- _YOUR OBJECTIVE_
In the records that follow, show each line where the word "zvláště" is present.

- _LISTED ENTRIES_
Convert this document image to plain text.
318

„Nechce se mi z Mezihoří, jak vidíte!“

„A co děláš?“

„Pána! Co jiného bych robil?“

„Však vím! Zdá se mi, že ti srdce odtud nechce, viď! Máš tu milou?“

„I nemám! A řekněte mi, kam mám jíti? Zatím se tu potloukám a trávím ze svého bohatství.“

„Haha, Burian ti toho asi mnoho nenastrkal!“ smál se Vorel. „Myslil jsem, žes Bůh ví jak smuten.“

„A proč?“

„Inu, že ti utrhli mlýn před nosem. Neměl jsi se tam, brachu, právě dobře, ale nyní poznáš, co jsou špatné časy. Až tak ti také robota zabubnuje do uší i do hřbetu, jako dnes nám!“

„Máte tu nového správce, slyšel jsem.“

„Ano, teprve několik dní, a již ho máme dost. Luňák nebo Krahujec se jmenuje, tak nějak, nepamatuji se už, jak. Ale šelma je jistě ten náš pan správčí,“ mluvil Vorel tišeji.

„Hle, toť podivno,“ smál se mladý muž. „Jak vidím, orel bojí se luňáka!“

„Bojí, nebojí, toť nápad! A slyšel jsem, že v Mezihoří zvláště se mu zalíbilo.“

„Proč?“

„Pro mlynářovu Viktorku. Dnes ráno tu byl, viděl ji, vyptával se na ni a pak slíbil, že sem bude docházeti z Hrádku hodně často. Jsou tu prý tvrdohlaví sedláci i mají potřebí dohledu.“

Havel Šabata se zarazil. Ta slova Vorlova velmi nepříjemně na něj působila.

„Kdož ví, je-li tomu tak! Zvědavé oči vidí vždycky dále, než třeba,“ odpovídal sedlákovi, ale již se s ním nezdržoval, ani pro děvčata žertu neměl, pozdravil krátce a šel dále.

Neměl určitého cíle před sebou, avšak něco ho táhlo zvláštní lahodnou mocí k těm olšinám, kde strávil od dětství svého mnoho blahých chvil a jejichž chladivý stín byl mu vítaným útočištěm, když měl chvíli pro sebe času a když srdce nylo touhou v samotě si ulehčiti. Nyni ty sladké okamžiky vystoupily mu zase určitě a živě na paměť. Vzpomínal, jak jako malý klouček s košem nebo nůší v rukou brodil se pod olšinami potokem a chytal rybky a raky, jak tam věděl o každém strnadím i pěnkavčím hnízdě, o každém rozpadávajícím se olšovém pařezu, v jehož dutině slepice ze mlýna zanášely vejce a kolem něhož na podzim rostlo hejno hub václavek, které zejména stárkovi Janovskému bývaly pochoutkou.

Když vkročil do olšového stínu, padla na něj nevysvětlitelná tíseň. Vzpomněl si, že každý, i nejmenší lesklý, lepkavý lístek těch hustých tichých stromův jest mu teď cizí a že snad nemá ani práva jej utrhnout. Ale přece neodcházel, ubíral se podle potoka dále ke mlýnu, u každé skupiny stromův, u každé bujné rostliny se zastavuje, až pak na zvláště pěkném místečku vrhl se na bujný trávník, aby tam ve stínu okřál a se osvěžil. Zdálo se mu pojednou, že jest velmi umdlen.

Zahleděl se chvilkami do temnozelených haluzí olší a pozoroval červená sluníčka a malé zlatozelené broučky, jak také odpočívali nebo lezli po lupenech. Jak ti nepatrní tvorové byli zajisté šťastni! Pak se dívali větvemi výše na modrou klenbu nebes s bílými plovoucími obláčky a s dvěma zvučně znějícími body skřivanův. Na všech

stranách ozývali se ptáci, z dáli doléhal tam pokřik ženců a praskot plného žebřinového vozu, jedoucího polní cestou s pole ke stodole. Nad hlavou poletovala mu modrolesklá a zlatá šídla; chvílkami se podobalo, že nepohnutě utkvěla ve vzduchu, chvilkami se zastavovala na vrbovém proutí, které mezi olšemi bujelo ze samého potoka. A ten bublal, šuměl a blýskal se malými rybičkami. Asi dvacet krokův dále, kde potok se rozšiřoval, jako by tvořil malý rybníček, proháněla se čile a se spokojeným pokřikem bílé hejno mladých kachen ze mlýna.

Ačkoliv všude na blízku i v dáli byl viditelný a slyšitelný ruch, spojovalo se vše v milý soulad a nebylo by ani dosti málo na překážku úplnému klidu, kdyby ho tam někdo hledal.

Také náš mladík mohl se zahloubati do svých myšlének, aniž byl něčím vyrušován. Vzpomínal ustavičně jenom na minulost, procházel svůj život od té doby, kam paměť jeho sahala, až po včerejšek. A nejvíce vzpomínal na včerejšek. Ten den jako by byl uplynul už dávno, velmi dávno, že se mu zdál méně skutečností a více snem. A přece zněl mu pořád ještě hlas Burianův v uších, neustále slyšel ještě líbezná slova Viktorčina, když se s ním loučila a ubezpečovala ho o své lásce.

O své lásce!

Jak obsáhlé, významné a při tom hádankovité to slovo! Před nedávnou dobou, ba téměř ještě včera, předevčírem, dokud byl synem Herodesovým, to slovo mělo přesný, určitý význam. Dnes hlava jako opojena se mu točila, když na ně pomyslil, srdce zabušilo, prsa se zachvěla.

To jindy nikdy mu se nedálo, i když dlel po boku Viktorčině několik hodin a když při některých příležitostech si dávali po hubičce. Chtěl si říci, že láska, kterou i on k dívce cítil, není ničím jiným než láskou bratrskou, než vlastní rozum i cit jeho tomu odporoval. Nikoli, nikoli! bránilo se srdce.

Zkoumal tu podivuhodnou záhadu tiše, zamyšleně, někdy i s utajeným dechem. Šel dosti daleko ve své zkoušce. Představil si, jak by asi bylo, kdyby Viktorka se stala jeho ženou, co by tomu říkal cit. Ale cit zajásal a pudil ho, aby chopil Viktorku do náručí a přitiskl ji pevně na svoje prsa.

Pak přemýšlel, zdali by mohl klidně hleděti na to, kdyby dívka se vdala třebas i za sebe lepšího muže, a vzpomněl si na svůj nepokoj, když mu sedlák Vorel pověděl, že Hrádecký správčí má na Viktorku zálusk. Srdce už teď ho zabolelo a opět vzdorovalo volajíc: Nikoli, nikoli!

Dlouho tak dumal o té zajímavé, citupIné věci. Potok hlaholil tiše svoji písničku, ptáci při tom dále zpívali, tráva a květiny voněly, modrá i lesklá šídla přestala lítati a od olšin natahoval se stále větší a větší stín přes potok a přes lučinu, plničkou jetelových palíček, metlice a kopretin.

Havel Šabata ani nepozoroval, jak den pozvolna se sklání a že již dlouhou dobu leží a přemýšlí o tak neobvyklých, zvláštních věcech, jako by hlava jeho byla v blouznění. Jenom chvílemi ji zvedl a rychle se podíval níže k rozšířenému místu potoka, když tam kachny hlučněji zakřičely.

- _EXERCISE RESULT_
„Bojí, nebojí, toť nápad! A slyšel jsem, že v Mezihoří zvláště se mu zalíbilo.“
Když vkročil do olšového stínu, padla na něj nevysvětlitelná tíseň. Vzpomněl si, že každý, i nejmenší lesklý, lepkavý lístek těch hustých tichých stromův jest mu teď cizí a že snad nemá ani práva jej utrhnout. Ale přece neodcházel, ubíral se podle potoka dále ke mlýnu, u každé skupiny stromův, u každé bujné rostliny se zastavuje, až pak na zvláště pěkném místečku vrhl se na bujný trávník, aby tam ve stínu okřál a se osvěžil. Zdálo se mu pojednou, že jest velmi umdlen.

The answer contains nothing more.